### JOB
Word for word, restate every line of the listing that follows.

━━━━━ RAW RECORDS

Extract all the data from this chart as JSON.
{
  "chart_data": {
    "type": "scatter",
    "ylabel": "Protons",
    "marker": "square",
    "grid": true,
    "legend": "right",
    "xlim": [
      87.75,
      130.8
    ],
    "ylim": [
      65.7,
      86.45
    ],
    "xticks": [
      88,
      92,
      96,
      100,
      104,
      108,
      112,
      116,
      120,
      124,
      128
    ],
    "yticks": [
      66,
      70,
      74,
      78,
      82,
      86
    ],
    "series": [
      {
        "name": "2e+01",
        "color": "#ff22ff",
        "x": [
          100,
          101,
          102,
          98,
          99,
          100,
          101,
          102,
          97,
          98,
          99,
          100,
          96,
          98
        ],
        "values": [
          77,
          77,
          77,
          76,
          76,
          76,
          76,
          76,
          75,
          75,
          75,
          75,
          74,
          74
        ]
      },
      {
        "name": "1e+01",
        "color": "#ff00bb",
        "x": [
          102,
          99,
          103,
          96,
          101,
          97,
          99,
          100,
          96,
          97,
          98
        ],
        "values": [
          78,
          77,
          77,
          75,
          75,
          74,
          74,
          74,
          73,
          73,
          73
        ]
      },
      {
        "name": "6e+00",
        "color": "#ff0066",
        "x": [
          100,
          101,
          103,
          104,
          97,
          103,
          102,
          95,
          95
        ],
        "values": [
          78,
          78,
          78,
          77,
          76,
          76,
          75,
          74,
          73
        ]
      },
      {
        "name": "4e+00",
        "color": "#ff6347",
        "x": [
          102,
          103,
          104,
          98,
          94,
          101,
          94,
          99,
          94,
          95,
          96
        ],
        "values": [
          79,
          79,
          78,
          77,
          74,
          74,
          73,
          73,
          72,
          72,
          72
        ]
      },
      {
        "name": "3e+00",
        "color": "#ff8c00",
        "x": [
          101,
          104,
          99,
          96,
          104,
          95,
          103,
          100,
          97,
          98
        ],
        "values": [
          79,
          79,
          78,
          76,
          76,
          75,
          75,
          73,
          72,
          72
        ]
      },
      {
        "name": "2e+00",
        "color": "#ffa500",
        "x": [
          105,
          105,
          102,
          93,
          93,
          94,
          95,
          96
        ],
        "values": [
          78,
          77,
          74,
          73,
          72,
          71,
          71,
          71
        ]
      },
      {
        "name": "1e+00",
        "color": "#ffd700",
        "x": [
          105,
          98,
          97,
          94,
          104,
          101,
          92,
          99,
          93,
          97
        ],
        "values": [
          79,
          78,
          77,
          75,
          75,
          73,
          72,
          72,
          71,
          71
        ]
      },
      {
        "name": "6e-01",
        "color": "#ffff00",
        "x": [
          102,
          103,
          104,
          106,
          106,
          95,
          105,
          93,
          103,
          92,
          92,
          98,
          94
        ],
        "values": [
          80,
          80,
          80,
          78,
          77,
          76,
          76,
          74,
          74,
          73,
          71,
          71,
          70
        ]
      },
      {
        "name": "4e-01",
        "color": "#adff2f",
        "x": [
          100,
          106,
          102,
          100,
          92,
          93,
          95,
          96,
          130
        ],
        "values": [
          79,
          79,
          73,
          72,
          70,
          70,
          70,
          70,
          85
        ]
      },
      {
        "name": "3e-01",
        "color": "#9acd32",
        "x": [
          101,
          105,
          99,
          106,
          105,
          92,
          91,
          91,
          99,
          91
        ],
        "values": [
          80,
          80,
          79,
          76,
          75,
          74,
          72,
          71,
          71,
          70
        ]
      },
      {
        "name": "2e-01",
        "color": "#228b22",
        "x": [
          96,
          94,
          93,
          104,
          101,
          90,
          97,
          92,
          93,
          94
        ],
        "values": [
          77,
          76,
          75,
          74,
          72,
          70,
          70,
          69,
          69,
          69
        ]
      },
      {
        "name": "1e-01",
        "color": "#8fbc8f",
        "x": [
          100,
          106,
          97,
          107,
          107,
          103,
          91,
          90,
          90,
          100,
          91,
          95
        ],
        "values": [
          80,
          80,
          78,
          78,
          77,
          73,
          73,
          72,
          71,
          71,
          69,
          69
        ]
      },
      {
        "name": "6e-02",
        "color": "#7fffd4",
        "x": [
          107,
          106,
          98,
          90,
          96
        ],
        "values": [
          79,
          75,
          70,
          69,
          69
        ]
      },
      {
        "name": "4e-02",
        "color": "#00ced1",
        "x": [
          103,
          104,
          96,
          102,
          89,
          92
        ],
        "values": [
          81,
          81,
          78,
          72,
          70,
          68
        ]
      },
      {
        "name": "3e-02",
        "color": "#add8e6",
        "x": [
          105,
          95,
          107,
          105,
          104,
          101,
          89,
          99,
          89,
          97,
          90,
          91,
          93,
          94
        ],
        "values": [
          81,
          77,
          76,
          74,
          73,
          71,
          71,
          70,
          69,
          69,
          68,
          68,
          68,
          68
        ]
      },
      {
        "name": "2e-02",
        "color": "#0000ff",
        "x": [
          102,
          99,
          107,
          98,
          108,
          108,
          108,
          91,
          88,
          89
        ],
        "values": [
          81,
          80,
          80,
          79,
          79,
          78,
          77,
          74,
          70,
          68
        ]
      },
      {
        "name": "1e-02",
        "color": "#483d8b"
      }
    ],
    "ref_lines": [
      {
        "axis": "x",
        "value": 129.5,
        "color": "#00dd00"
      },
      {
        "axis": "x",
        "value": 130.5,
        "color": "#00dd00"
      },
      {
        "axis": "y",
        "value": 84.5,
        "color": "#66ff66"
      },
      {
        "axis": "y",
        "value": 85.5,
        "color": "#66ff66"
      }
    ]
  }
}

━━━━━━━━━━

### SOLUTION TO THIS TASK
Extract all the data from this chart as JSON.
{
  "chart_data": {
    "type": "scatter",
    "ylabel": "Protons",
    "marker": "square",
    "grid": true,
    "legend": "right",
    "xlim": [
      87.75,
      130.8
    ],
    "ylim": [
      65.7,
      86.45
    ],
    "xticks": [
      88,
      92,
      96,
      100,
      104,
      108,
      112,
      116,
      120,
      124,
      128
    ],
    "yticks": [
      66,
      70,
      74,
      78,
      82,
      86
    ],
    "series": [
      {
        "name": "2e+01",
        "color": "#ff22ff",
        "x": [
          100,
          101,
          102,
          98,
          99,
          100,
          101,
          102,
          97,
          98,
          99,
          100,
          96,
          98
        ],
        "values": [
          77,
          77,
          77,
          76,
          76,
          76,
          76,
          76,
          75,
          75,
          75,
          75,
          74,
          74
        ]
      },
      {
        "name": "1e+01",
        "color": "#ff00bb",
        "x": [
          102,
          99,
          103,
          96,
          101,
          97,
          99,
          100,
          96,
          97,
          98
        ],
        "values": [
          78,
          77,
          77,
          75,
          75,
          74,
          74,
          74,
          73,
          73,
          73
        ]
      },
      {
        "name": "6e+00",
        "color": "#ff0066",
        "x": [
          100,
          101,
          103,
          104,
          97,
          103,
          102,
          95,
          95
        ],
        "values": [
          78,
          78,
          78,
          77,
          76,
          76,
          75,
          74,
          73
        ]
      },
      {
        "name": "4e+00",
        "color": "#ff6347",
        "x": [
          102,
          103,
          104,
          98,
          94,
          101,
          94,
          99,
          94,
          95,
          96
        ],
        "values": [
          79,
          79,
          78,
          77,
          74,
          74,
          73,
          73,
          72,
          72,
          72
        ]
      },
      {
        "name": "3e+00",
        "color": "#ff8c00",
        "x": [
          101,
          104,
          99,
          96,
          104,
          95,
          103,
          100,
          97,
          98
        ],
        "values": [
          79,
          79,
          78,
          76,
          76,
          75,
          75,
          73,
          72,
          72
        ]
      },
      {
        "name": "2e+00",
        "color": "#ffa500",
        "x": [
          105,
          105,
          102,
          93,
          93,
          94,
          95,
          96
        ],
        "values": [
          78,
          77,
          74,
          73,
          72,
          71,
          71,
          71
        ]
      },
      {
        "name": "1e+00",
        "color": "#ffd700",
        "x": [
          105,
          98,
          97,
          94,
          104,
          101,
          92,
          99,
          93,
          97
        ],
        "values": [
          79,
          78,
          77,
          75,
          75,
          73,
          72,
          72,
          71,
          71
        ]
      },
      {
        "name": "6e-01",
        "color": "#ffff00",
        "x": [
          102,
          103,
          104,
          106,
          106,
          95,
          105,
          93,
          103,
          92,
          92,
          98,
          94
        ],
        "values": [
          80,
          80,
          80,
          78,
          77,
          76,
          76,
          74,
          74,
          73,
          71,
          71,
          70
        ]
      },
      {
        "name": "4e-01",
        "color": "#adff2f",
        "x": [
          100,
          106,
          102,
          100,
          92,
          93,
          95,
          96,
          130
        ],
        "values": [
          79,
          79,
          73,
          72,
          70,
          70,
          70,
          70,
          85
        ]
      },
      {
        "name": "3e-01",
        "color": "#9acd32",
        "x": [
          101,
          105,
          99,
          106,
          105,
          92,
          91,
          91,
          99,
          91
        ],
        "values": [
          80,
          80,
          79,
          76,
          75,
          74,
          72,
          71,
          71,
          70
        ]
      },
      {
        "name": "2e-01",
        "color": "#228b22",
        "x": [
          96,
          94,
          93,
          104,
          101,
          90,
          97,
          92,
          93,
          94
        ],
        "values": [
          77,
          76,
          75,
          74,
          72,
          70,
          70,
          69,
          69,
          69
        ]
      },
      {
        "name": "1e-01",
        "color": "#8fbc8f",
        "x": [
          100,
          106,
          97,
          107,
          107,
          103,
          91,
          90,
          90,
          100,
          91,
          95
        ],
        "values": [
          80,
          80,
          78,
          78,
          77,
          73,
          73,
          72,
          71,
          71,
          69,
          69
        ]
      },
      {
        "name": "6e-02",
        "color": "#7fffd4",
        "x": [
          107,
          106,
          98,
          90,
          96
        ],
        "values": [
          79,
          75,
          70,
          69,
          69
        ]
      },
      {
        "name": "4e-02",
        "color": "#00ced1",
        "x": [
          103,
          104,
          96,
          102,
          89,
          92
        ],
        "values": [
          81,
          81,
          78,
          72,
          70,
          68
        ]
      },
      {
        "name": "3e-02",
        "color": "#add8e6",
        "x": [
          105,
          95,
          107,
          105,
          104,
          101,
          89,
          99,
          89,
          97,
          90,
          91,
          93,
          94
        ],
        "values": [
          81,
          77,
          76,
          74,
          73,
          71,
          71,
          70,
          69,
          69,
          68,
          68,
          68,
          68
        ]
      },
      {
        "name": "2e-02",
        "color": "#0000ff",
        "x": [
          102,
          99,
          107,
          98,
          108,
          108,
          108,
          91,
          88,
          89
        ],
        "values": [
          81,
          80,
          80,
          79,
          79,
          78,
          77,
          74,
          70,
          68
        ]
      },
      {
        "name": "1e-02",
        "color": "#483d8b"
      }
    ],
    "ref_lines": [
      {
        "axis": "x",
        "value": 129.5,
        "color": "#00dd00"
      },
      {
        "axis": "x",
        "value": 130.5,
        "color": "#00dd00"
      },
      {
        "axis": "y",
        "value": 84.5,
        "color": "#66ff66"
      },
      {
        "axis": "y",
        "value": 85.5,
        "color": "#66ff66"
      }
    ]
  }
}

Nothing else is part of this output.